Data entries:

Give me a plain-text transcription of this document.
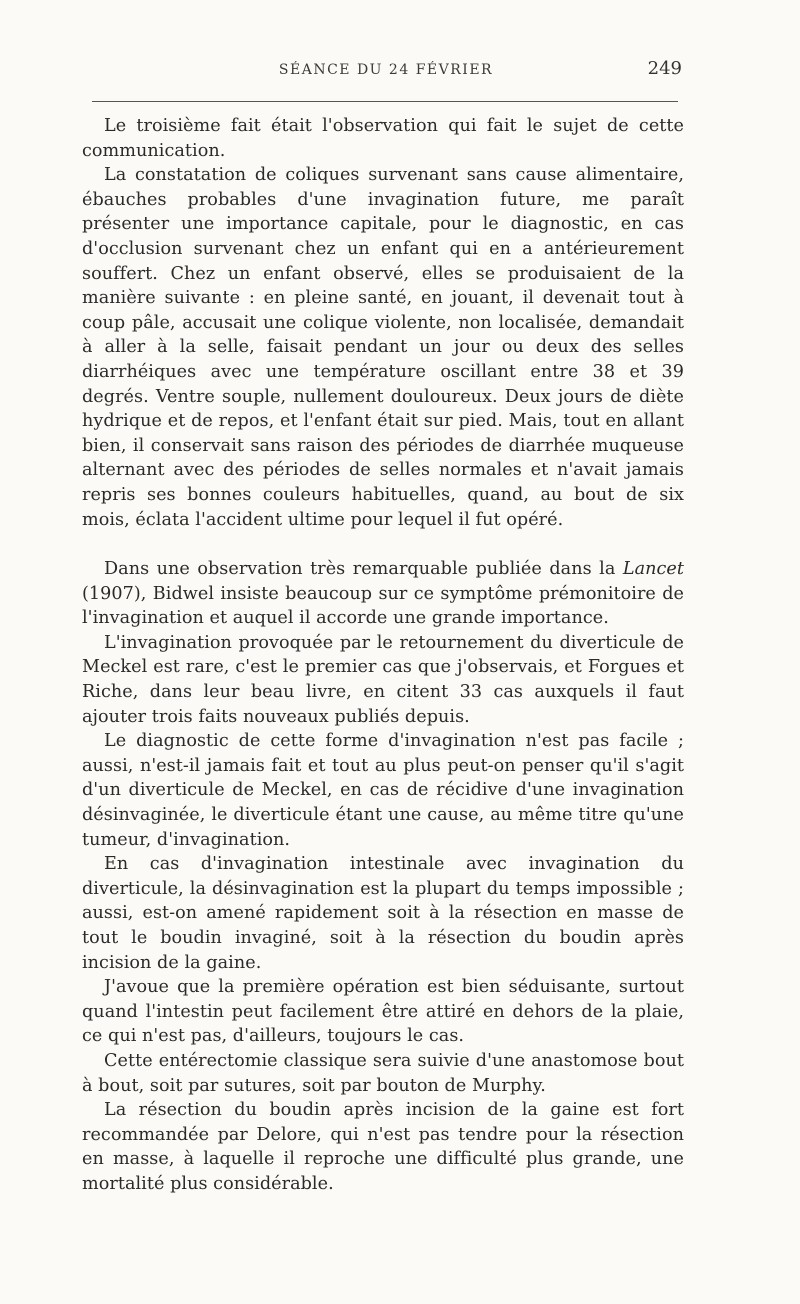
SÉANCE DU 24 FÉVRIER	249

Le troisième fait était l'observation qui fait le sujet de cette communication.

La constatation de coliques survenant sans cause alimentaire, ébauches probables d'une invagination future, me paraît présenter une importance capitale, pour le diagnostic, en cas d'occlusion survenant chez un enfant qui en a antérieurement souffert. Chez un enfant observé, elles se produisaient de la manière suivante : en pleine santé, en jouant, il devenait tout à coup pâle, accusait une colique violente, non localisée, demandait à aller à la selle, faisait pendant un jour ou deux des selles diarrhéiques avec une température oscillant entre 38 et 39 degrés. Ventre souple, nullement douloureux. Deux jours de diète hydrique et de repos, et l'enfant était sur pied. Mais, tout en allant bien, il conservait sans raison des périodes de diarrhée muqueuse alternant avec des périodes de selles normales et n'avait jamais repris ses bonnes couleurs habituelles, quand, au bout de six mois, éclata l'accident ultime pour lequel il fut opéré.

Dans une observation très remarquable publiée dans la Lancet (1907), Bidwel insiste beaucoup sur ce symptôme prémonitoire de l'invagination et auquel il accorde une grande importance.

L'invagination provoquée par le retournement du diverticule de Meckel est rare, c'est le premier cas que j'observais, et Forgues et Riche, dans leur beau livre, en citent 33 cas auxquels il faut ajouter trois faits nouveaux publiés depuis.

Le diagnostic de cette forme d'invagination n'est pas facile ; aussi, n'est-il jamais fait et tout au plus peut-on penser qu'il s'agit d'un diverticule de Meckel, en cas de récidive d'une invagination désinvaginée, le diverticule étant une cause, au même titre qu'une tumeur, d'invagination.

En cas d'invagination intestinale avec invagination du diverticule, la désinvagination est la plupart du temps impossible ; aussi, est-on amené rapidement soit à la résection en masse de tout le boudin invaginé, soit à la résection du boudin après incision de la gaine.

J'avoue que la première opération est bien séduisante, surtout quand l'intestin peut facilement être attiré en dehors de la plaie, ce qui n'est pas, d'ailleurs, toujours le cas.

Cette entérectomie classique sera suivie d'une anastomose bout à bout, soit par sutures, soit par bouton de Murphy.

La résection du boudin après incision de la gaine est fort recommandée par Delore, qui n'est pas tendre pour la résection en masse, à laquelle il reproche une difficulté plus grande, une mortalité plus considérable.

• _Task brief_: Print all of the entries word for word. Skip any images they contain.

• _Finished exercise_:
Give me a plain-text transcription of this document.
SÉANCE DU 24 FÉVRIER	249

Le troisième fait était l'observation qui fait le sujet de cette communication.

La constatation de coliques survenant sans cause alimentaire, ébauches probables d'une invagination future, me paraît présenter une importance capitale, pour le diagnostic, en cas d'occlusion survenant chez un enfant qui en a antérieurement souffert. Chez un enfant observé, elles se produisaient de la manière suivante : en pleine santé, en jouant, il devenait tout à coup pâle, accusait une colique violente, non localisée, demandait à aller à la selle, faisait pendant un jour ou deux des selles diarrhéiques avec une température oscillant entre 38 et 39 degrés. Ventre souple, nullement douloureux. Deux jours de diète hydrique et de repos, et l'enfant était sur pied. Mais, tout en allant bien, il conservait sans raison des périodes de diarrhée muqueuse alternant avec des périodes de selles normales et n'avait jamais repris ses bonnes couleurs habituelles, quand, au bout de six mois, éclata l'accident ultime pour lequel il fut opéré.

Dans une observation très remarquable publiée dans la Lancet (1907), Bidwel insiste beaucoup sur ce symptôme prémonitoire de l'invagination et auquel il accorde une grande importance.

L'invagination provoquée par le retournement du diverticule de Meckel est rare, c'est le premier cas que j'observais, et Forgues et Riche, dans leur beau livre, en citent 33 cas auxquels il faut ajouter trois faits nouveaux publiés depuis.

Le diagnostic de cette forme d'invagination n'est pas facile ; aussi, n'est-il jamais fait et tout au plus peut-on penser qu'il s'agit d'un diverticule de Meckel, en cas de récidive d'une invagination désinvaginée, le diverticule étant une cause, au même titre qu'une tumeur, d'invagination.

En cas d'invagination intestinale avec invagination du diverticule, la désinvagination est la plupart du temps impossible ; aussi, est-on amené rapidement soit à la résection en masse de tout le boudin invaginé, soit à la résection du boudin après incision de la gaine.

J'avoue que la première opération est bien séduisante, surtout quand l'intestin peut facilement être attiré en dehors de la plaie, ce qui n'est pas, d'ailleurs, toujours le cas.

Cette entérectomie classique sera suivie d'une anastomose bout à bout, soit par sutures, soit par bouton de Murphy.

La résection du boudin après incision de la gaine est fort recommandée par Delore, qui n'est pas tendre pour la résection en masse, à laquelle il reproche une difficulté plus grande, une mortalité plus considérable.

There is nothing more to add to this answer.